Exercise objective: Reproduce the entries that follow verbatim, down to the final line.

··········

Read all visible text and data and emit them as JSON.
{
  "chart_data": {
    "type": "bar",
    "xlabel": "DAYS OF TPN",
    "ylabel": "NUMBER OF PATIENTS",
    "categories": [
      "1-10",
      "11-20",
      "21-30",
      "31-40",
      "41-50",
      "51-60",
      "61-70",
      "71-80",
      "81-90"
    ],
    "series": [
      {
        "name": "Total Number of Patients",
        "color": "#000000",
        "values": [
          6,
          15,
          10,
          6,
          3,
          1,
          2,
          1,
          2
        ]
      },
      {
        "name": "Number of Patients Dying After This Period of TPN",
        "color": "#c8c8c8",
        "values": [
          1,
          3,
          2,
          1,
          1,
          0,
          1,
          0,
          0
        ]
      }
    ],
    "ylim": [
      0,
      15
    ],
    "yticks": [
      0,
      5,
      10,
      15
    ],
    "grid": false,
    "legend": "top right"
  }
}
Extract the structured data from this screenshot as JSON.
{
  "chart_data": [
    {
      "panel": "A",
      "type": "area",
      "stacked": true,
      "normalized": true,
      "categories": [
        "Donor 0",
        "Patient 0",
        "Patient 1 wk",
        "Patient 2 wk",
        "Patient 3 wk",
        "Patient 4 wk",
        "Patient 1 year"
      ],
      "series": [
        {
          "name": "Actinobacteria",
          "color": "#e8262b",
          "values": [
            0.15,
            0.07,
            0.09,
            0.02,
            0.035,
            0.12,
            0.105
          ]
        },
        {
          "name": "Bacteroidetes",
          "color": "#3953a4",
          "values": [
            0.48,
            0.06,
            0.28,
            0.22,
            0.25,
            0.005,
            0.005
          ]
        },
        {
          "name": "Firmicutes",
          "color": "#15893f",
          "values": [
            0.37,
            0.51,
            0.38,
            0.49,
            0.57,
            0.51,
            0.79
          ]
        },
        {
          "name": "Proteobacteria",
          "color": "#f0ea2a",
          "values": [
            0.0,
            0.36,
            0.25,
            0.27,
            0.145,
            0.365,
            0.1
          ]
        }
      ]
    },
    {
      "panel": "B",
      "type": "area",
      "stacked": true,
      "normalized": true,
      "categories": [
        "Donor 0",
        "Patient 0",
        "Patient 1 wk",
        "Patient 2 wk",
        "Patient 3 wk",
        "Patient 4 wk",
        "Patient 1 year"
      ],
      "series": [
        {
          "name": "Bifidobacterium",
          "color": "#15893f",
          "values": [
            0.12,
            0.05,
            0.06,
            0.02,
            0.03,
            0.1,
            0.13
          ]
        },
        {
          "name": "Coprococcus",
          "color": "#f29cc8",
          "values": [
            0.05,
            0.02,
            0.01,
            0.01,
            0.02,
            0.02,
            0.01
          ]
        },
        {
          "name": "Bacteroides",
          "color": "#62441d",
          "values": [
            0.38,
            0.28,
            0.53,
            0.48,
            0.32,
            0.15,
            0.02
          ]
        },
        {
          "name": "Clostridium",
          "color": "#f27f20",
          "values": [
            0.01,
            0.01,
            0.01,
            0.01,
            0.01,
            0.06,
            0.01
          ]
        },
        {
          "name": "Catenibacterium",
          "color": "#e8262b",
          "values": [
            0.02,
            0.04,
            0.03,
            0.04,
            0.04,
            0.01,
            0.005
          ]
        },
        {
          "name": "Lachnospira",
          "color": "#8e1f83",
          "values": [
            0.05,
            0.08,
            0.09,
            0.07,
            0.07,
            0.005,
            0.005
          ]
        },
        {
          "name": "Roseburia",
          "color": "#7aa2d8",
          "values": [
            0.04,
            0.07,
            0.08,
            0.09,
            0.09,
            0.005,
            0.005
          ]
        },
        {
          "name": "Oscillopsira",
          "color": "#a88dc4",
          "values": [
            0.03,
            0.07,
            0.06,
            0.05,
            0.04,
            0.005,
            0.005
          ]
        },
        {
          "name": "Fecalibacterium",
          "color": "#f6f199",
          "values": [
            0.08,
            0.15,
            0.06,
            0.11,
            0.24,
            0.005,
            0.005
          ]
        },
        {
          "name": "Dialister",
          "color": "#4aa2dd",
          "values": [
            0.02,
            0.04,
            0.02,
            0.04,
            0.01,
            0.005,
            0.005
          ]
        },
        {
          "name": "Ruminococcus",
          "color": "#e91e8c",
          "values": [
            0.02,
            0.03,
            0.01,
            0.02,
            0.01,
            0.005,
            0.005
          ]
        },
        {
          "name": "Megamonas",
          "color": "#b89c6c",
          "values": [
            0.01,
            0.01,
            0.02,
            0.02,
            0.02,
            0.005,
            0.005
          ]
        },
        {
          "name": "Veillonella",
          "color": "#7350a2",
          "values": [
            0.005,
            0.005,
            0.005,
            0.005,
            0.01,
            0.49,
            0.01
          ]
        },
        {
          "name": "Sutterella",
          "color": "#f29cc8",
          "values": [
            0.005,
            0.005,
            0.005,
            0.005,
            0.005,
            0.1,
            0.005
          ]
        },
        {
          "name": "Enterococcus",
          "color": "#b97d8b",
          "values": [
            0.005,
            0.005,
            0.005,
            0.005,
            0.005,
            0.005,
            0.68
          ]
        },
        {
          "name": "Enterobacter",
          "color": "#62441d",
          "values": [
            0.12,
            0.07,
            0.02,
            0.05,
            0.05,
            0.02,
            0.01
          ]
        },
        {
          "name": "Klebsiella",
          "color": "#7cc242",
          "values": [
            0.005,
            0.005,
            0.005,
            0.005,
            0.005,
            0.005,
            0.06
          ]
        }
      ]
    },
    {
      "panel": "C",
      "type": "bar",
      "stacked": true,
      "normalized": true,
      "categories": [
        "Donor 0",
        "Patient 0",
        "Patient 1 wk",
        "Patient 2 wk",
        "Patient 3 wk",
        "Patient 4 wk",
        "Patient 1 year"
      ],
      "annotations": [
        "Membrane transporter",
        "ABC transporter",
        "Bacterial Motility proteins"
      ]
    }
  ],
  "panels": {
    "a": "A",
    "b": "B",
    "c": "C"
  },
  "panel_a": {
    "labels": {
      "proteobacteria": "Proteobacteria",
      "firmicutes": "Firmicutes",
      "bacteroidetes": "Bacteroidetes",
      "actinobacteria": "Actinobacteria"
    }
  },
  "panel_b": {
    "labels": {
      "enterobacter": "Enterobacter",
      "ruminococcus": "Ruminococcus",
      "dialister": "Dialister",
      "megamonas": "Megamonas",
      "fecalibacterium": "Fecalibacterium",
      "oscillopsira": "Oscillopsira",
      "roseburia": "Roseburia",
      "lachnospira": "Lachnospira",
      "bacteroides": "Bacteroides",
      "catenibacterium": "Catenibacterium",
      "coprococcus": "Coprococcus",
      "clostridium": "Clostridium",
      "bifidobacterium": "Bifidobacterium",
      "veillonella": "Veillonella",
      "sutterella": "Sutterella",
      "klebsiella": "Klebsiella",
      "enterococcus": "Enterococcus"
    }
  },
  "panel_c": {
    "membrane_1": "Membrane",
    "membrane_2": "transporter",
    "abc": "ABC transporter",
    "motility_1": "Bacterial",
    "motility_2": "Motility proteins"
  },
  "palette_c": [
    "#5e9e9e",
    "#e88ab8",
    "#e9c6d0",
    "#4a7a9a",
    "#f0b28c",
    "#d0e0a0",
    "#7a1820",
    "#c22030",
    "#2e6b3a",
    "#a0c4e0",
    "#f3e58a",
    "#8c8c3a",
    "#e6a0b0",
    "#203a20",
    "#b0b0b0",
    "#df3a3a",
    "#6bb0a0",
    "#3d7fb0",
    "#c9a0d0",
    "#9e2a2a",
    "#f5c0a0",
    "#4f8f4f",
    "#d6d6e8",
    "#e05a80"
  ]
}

··········

Solution:
Read all visible text and data and emit them as JSON.
{
  "chart_data": {
    "type": "bar",
    "xlabel": "DAYS OF TPN",
    "ylabel": "NUMBER OF PATIENTS",
    "categories": [
      "1-10",
      "11-20",
      "21-30",
      "31-40",
      "41-50",
      "51-60",
      "61-70",
      "71-80",
      "81-90"
    ],
    "series": [
      {
        "name": "Total Number of Patients",
        "color": "#000000",
        "values": [
          6,
          15,
          10,
          6,
          3,
          1,
          2,
          1,
          2
        ]
      },
      {
        "name": "Number of Patients Dying After This Period of TPN",
        "color": "#c8c8c8",
        "values": [
          1,
          3,
          2,
          1,
          1,
          0,
          1,
          0,
          0
        ]
      }
    ],
    "ylim": [
      0,
      15
    ],
    "yticks": [
      0,
      5,
      10,
      15
    ],
    "grid": false,
    "legend": "top right"
  }
}
Extract the structured data from this screenshot as JSON.
{
  "chart_data": [
    {
      "panel": "A",
      "type": "area",
      "stacked": true,
      "normalized": true,
      "categories": [
        "Donor 0",
        "Patient 0",
        "Patient 1 wk",
        "Patient 2 wk",
        "Patient 3 wk",
        "Patient 4 wk",
        "Patient 1 year"
      ],
      "series": [
        {
          "name": "Actinobacteria",
          "color": "#e8262b",
          "values": [
            0.15,
            0.07,
            0.09,
            0.02,
            0.035,
            0.12,
            0.105
          ]
        },
        {
          "name": "Bacteroidetes",
          "color": "#3953a4",
          "values": [
            0.48,
            0.06,
            0.28,
            0.22,
            0.25,
            0.005,
            0.005
          ]
        },
        {
          "name": "Firmicutes",
          "color": "#15893f",
          "values": [
            0.37,
            0.51,
            0.38,
            0.49,
            0.57,
            0.51,
            0.79
          ]
        },
        {
          "name": "Proteobacteria",
          "color": "#f0ea2a",
          "values": [
            0.0,
            0.36,
            0.25,
            0.27,
            0.145,
            0.365,
            0.1
          ]
        }
      ]
    },
    {
      "panel": "B",
      "type": "area",
      "stacked": true,
      "normalized": true,
      "categories": [
        "Donor 0",
        "Patient 0",
        "Patient 1 wk",
        "Patient 2 wk",
        "Patient 3 wk",
        "Patient 4 wk",
        "Patient 1 year"
      ],
      "series": [
        {
          "name": "Bifidobacterium",
          "color": "#15893f",
          "values": [
            0.12,
            0.05,
            0.06,
            0.02,
            0.03,
            0.1,
            0.13
          ]
        },
        {
          "name": "Coprococcus",
          "color": "#f29cc8",
          "values": [
            0.05,
            0.02,
            0.01,
            0.01,
            0.02,
            0.02,
            0.01
          ]
        },
        {
          "name": "Bacteroides",
          "color": "#62441d",
          "values": [
            0.38,
            0.28,
            0.53,
            0.48,
            0.32,
            0.15,
            0.02
          ]
        },
        {
          "name": "Clostridium",
          "color": "#f27f20",
          "values": [
            0.01,
            0.01,
            0.01,
            0.01,
            0.01,
            0.06,
            0.01
          ]
        },
        {
          "name": "Catenibacterium",
          "color": "#e8262b",
          "values": [
            0.02,
            0.04,
            0.03,
            0.04,
            0.04,
            0.01,
            0.005
          ]
        },
        {
          "name": "Lachnospira",
          "color": "#8e1f83",
          "values": [
            0.05,
            0.08,
            0.09,
            0.07,
            0.07,
            0.005,
            0.005
          ]
        },
        {
          "name": "Roseburia",
          "color": "#7aa2d8",
          "values": [
            0.04,
            0.07,
            0.08,
            0.09,
            0.09,
            0.005,
            0.005
          ]
        },
        {
          "name": "Oscillopsira",
          "color": "#a88dc4",
          "values": [
            0.03,
            0.07,
            0.06,
            0.05,
            0.04,
            0.005,
            0.005
          ]
        },
        {
          "name": "Fecalibacterium",
          "color": "#f6f199",
          "values": [
            0.08,
            0.15,
            0.06,
            0.11,
            0.24,
            0.005,
            0.005
          ]
        },
        {
          "name": "Dialister",
          "color": "#4aa2dd",
          "values": [
            0.02,
            0.04,
            0.02,
            0.04,
            0.01,
            0.005,
            0.005
          ]
        },
        {
          "name": "Ruminococcus",
          "color": "#e91e8c",
          "values": [
            0.02,
            0.03,
            0.01,
            0.02,
            0.01,
            0.005,
            0.005
          ]
        },
        {
          "name": "Megamonas",
          "color": "#b89c6c",
          "values": [
            0.01,
            0.01,
            0.02,
            0.02,
            0.02,
            0.005,
            0.005
          ]
        },
        {
          "name": "Veillonella",
          "color": "#7350a2",
          "values": [
            0.005,
            0.005,
            0.005,
            0.005,
            0.01,
            0.49,
            0.01
          ]
        },
        {
          "name": "Sutterella",
          "color": "#f29cc8",
          "values": [
            0.005,
            0.005,
            0.005,
            0.005,
            0.005,
            0.1,
            0.005
          ]
        },
        {
          "name": "Enterococcus",
          "color": "#b97d8b",
          "values": [
            0.005,
            0.005,
            0.005,
            0.005,
            0.005,
            0.005,
            0.68
          ]
        },
        {
          "name": "Enterobacter",
          "color": "#62441d",
          "values": [
            0.12,
            0.07,
            0.02,
            0.05,
            0.05,
            0.02,
            0.01
          ]
        },
        {
          "name": "Klebsiella",
          "color": "#7cc242",
          "values": [
            0.005,
            0.005,
            0.005,
            0.005,
            0.005,
            0.005,
            0.06
          ]
        }
      ]
    },
    {
      "panel": "C",
      "type": "bar",
      "stacked": true,
      "normalized": true,
      "categories": [
        "Donor 0",
        "Patient 0",
        "Patient 1 wk",
        "Patient 2 wk",
        "Patient 3 wk",
        "Patient 4 wk",
        "Patient 1 year"
      ],
      "annotations": [
        "Membrane transporter",
        "ABC transporter",
        "Bacterial Motility proteins"
      ]
    }
  ],
  "panels": {
    "a": "A",
    "b": "B",
    "c": "C"
  },
  "panel_a": {
    "labels": {
      "proteobacteria": "Proteobacteria",
      "firmicutes": "Firmicutes",
      "bacteroidetes": "Bacteroidetes",
      "actinobacteria": "Actinobacteria"
    }
  },
  "panel_b": {
    "labels": {
      "enterobacter": "Enterobacter",
      "ruminococcus": "Ruminococcus",
      "dialister": "Dialister",
      "megamonas": "Megamonas",
      "fecalibacterium": "Fecalibacterium",
      "oscillopsira": "Oscillopsira",
      "roseburia": "Roseburia",
      "lachnospira": "Lachnospira",
      "bacteroides": "Bacteroides",
      "catenibacterium": "Catenibacterium",
      "coprococcus": "Coprococcus",
      "clostridium": "Clostridium",
      "bifidobacterium": "Bifidobacterium",
      "veillonella": "Veillonella",
      "sutterella": "Sutterella",
      "klebsiella": "Klebsiella",
      "enterococcus": "Enterococcus"
    }
  },
  "panel_c": {
    "membrane_1": "Membrane",
    "membrane_2": "transporter",
    "abc": "ABC transporter",
    "motility_1": "Bacterial",
    "motility_2": "Motility proteins"
  },
  "palette_c": [
    "#5e9e9e",
    "#e88ab8",
    "#e9c6d0",
    "#4a7a9a",
    "#f0b28c",
    "#d0e0a0",
    "#7a1820",
    "#c22030",
    "#2e6b3a",
    "#a0c4e0",
    "#f3e58a",
    "#8c8c3a",
    "#e6a0b0",
    "#203a20",
    "#b0b0b0",
    "#df3a3a",
    "#6bb0a0",
    "#3d7fb0",
    "#c9a0d0",
    "#9e2a2a",
    "#f5c0a0",
    "#4f8f4f",
    "#d6d6e8",
    "#e05a80"
  ]
}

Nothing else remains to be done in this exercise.